■ STATED TASK
Faithfully return all lines, omitting every embedded picture.

■ Stored data
--- START ---

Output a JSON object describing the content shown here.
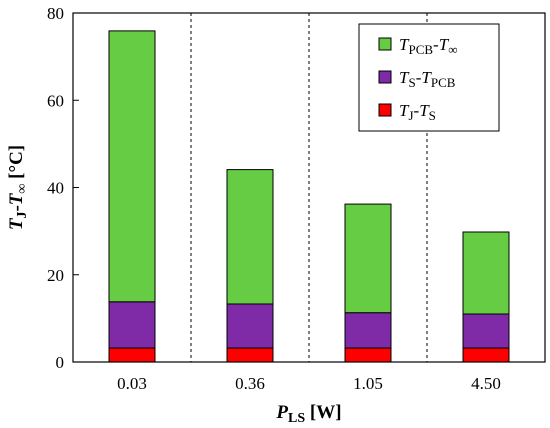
{
  "chart_data": {
    "type": "bar",
    "stacked": true,
    "categories": [
      "0.03",
      "0.36",
      "1.05",
      "4.50"
    ],
    "series": [
      {
        "name": "T_J-T_S",
        "legend": {
          "a": "T",
          "a_sub": "J",
          "b": "T",
          "b_sub": "S"
        },
        "color": "#ff0000",
        "values": [
          3.2,
          3.2,
          3.2,
          3.2
        ]
      },
      {
        "name": "T_S-T_PCB",
        "legend": {
          "a": "T",
          "a_sub": "S",
          "b": "T",
          "b_sub": "PCB"
        },
        "color": "#7f2aa7",
        "values": [
          10.6,
          10.1,
          8.1,
          7.8
        ]
      },
      {
        "name": "T_PCB-T_∞",
        "legend": {
          "a": "T",
          "a_sub": "PCB",
          "b": "T",
          "b_sub": "∞"
        },
        "color": "#66cc44",
        "values": [
          62.1,
          30.8,
          24.9,
          18.8
        ]
      }
    ],
    "legend_order": [
      2,
      1,
      0
    ],
    "legend_position": "top-right",
    "xlabel": {
      "main": "P",
      "sub": "LS",
      "unit": "[W]"
    },
    "ylabel": {
      "a": "T",
      "a_sub": "J",
      "b": "T",
      "b_sub": "∞",
      "unit": "[°C]"
    },
    "ylim": [
      0,
      80
    ],
    "yticks": [
      0,
      20,
      40,
      60,
      80
    ],
    "grid": {
      "x": true,
      "y": false,
      "style": "dashed"
    }
  }
}
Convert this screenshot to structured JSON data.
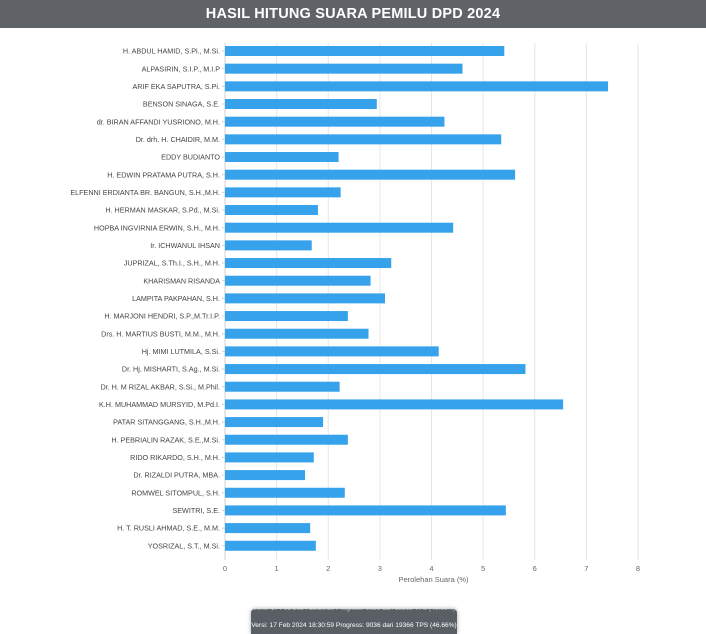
{
  "header": {
    "title": "HASIL HITUNG SUARA PEMILU DPD 2024"
  },
  "footer": {
    "status": "Versi: 17 Feb 2024 18:30:59 Progress: 9036 dari 19366 TPS (46.66%)"
  },
  "colors": {
    "bar": "#36a2eb",
    "grid": "#e6e6e6",
    "header_bg": "#5f6368",
    "text": "#666666"
  },
  "chart_data": {
    "type": "bar",
    "orientation": "horizontal",
    "title": "",
    "xlabel": "Perolehan Suara (%)",
    "ylabel": "",
    "xlim": [
      0,
      8
    ],
    "xticks": [
      0,
      1,
      2,
      3,
      4,
      5,
      6,
      7,
      8
    ],
    "grid": true,
    "categories": [
      "H. ABDUL HAMID, S.Pi., M.Si.",
      "ALPASIRIN, S.I.P., M.I.P",
      "ARIF EKA SAPUTRA, S.Pi.",
      "BENSON SINAGA, S.E.",
      "dr. BIRAN AFFANDI YUSRIONO, M.H.",
      "Dr. drh. H. CHAIDIR, M.M.",
      "EDDY BUDIANTO",
      "H. EDWIN PRATAMA PUTRA, S.H.",
      "ELFENNI ERDIANTA BR. BANGUN, S.H.,M.H.",
      "H. HERMAN MASKAR, S.Pd., M.Si.",
      "HOPBA INGVIRNIA ERWIN, S.H., M.H.",
      "Ir. ICHWANUL IHSAN",
      "JUPRIZAL, S.Th.I., S.H., M.H.",
      "KHARISMAN RISANDA",
      "LAMPITA PAKPAHAN, S.H.",
      "H. MARJONI HENDRI, S.P.,M.Tr.I.P.",
      "Drs. H. MARTIUS BUSTI, M.M., M.H.",
      "Hj. MIMI LUTMILA, S.Si.",
      "Dr. Hj. MISHARTI, S.Ag., M.Si.",
      "Dr. H. M RIZAL AKBAR, S.Si., M.Phil.",
      "K.H. MUHAMMAD MURSYID, M.Pd.I.",
      "PATAR SITANGGANG, S.H.,M.H.",
      "H. PEBRIALIN RAZAK, S.E.,M.Si.",
      "RIDO RIKARDO, S.H., M.H.",
      "Dr. RIZALDI PUTRA, MBA.",
      "ROMWEL SITOMPUL, S.H.",
      "SEWITRI, S.E.",
      "H. T. RUSLI AHMAD, S.E., M.M.",
      "YOSRIZAL, S.T., M.Si."
    ],
    "values": [
      5.41,
      4.6,
      7.42,
      2.94,
      4.25,
      5.35,
      2.2,
      5.62,
      2.24,
      1.8,
      4.42,
      1.68,
      3.22,
      2.82,
      3.1,
      2.38,
      2.78,
      4.14,
      5.82,
      2.22,
      6.55,
      1.9,
      2.38,
      1.72,
      1.55,
      2.32,
      5.44,
      1.65,
      1.76
    ]
  }
}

--- END ---

■ TASK ANSWER
Output a JSON object describing the content shown here.
{
  "chart_data": {
    "type": "bar",
    "stacked": true,
    "categories": [
      "0.03",
      "0.36",
      "1.05",
      "4.50"
    ],
    "series": [
      {
        "name": "T_J-T_S",
        "legend": {
          "a": "T",
          "a_sub": "J",
          "b": "T",
          "b_sub": "S"
        },
        "color": "#ff0000",
        "values": [
          3.2,
          3.2,
          3.2,
          3.2
        ]
      },
      {
        "name": "T_S-T_PCB",
        "legend": {
          "a": "T",
          "a_sub": "S",
          "b": "T",
          "b_sub": "PCB"
        },
        "color": "#7f2aa7",
        "values": [
          10.6,
          10.1,
          8.1,
          7.8
        ]
      },
      {
        "name": "T_PCB-T_∞",
        "legend": {
          "a": "T",
          "a_sub": "PCB",
          "b": "T",
          "b_sub": "∞"
        },
        "color": "#66cc44",
        "values": [
          62.1,
          30.8,
          24.9,
          18.8
        ]
      }
    ],
    "legend_order": [
      2,
      1,
      0
    ],
    "legend_position": "top-right",
    "xlabel": {
      "main": "P",
      "sub": "LS",
      "unit": "[W]"
    },
    "ylabel": {
      "a": "T",
      "a_sub": "J",
      "b": "T",
      "b_sub": "∞",
      "unit": "[°C]"
    },
    "ylim": [
      0,
      80
    ],
    "yticks": [
      0,
      20,
      40,
      60,
      80
    ],
    "grid": {
      "x": true,
      "y": false,
      "style": "dashed"
    }
  }
}
Convert this screenshot to structured JSON data.
{
  "header": {
    "title": "HASIL HITUNG SUARA PEMILU DPD 2024"
  },
  "footer": {
    "status": "Versi: 17 Feb 2024 18:30:59 Progress: 9036 dari 19366 TPS (46.66%)"
  },
  "colors": {
    "bar": "#36a2eb",
    "grid": "#e6e6e6",
    "header_bg": "#5f6368",
    "text": "#666666"
  },
  "chart_data": {
    "type": "bar",
    "orientation": "horizontal",
    "title": "",
    "xlabel": "Perolehan Suara (%)",
    "ylabel": "",
    "xlim": [
      0,
      8
    ],
    "xticks": [
      0,
      1,
      2,
      3,
      4,
      5,
      6,
      7,
      8
    ],
    "grid": true,
    "categories": [
      "H. ABDUL HAMID, S.Pi., M.Si.",
      "ALPASIRIN, S.I.P., M.I.P",
      "ARIF EKA SAPUTRA, S.Pi.",
      "BENSON SINAGA, S.E.",
      "dr. BIRAN AFFANDI YUSRIONO, M.H.",
      "Dr. drh. H. CHAIDIR, M.M.",
      "EDDY BUDIANTO",
      "H. EDWIN PRATAMA PUTRA, S.H.",
      "ELFENNI ERDIANTA BR. BANGUN, S.H.,M.H.",
      "H. HERMAN MASKAR, S.Pd., M.Si.",
      "HOPBA INGVIRNIA ERWIN, S.H., M.H.",
      "Ir. ICHWANUL IHSAN",
      "JUPRIZAL, S.Th.I., S.H., M.H.",
      "KHARISMAN RISANDA",
      "LAMPITA PAKPAHAN, S.H.",
      "H. MARJONI HENDRI, S.P.,M.Tr.I.P.",
      "Drs. H. MARTIUS BUSTI, M.M., M.H.",
      "Hj. MIMI LUTMILA, S.Si.",
      "Dr. Hj. MISHARTI, S.Ag., M.Si.",
      "Dr. H. M RIZAL AKBAR, S.Si., M.Phil.",
      "K.H. MUHAMMAD MURSYID, M.Pd.I.",
      "PATAR SITANGGANG, S.H.,M.H.",
      "H. PEBRIALIN RAZAK, S.E.,M.Si.",
      "RIDO RIKARDO, S.H., M.H.",
      "Dr. RIZALDI PUTRA, MBA.",
      "ROMWEL SITOMPUL, S.H.",
      "SEWITRI, S.E.",
      "H. T. RUSLI AHMAD, S.E., M.M.",
      "YOSRIZAL, S.T., M.Si."
    ],
    "values": [
      5.41,
      4.6,
      7.42,
      2.94,
      4.25,
      5.35,
      2.2,
      5.62,
      2.24,
      1.8,
      4.42,
      1.68,
      3.22,
      2.82,
      3.1,
      2.38,
      2.78,
      4.14,
      5.82,
      2.22,
      6.55,
      1.9,
      2.38,
      1.72,
      1.55,
      2.32,
      5.44,
      1.65,
      1.76
    ]
  }
}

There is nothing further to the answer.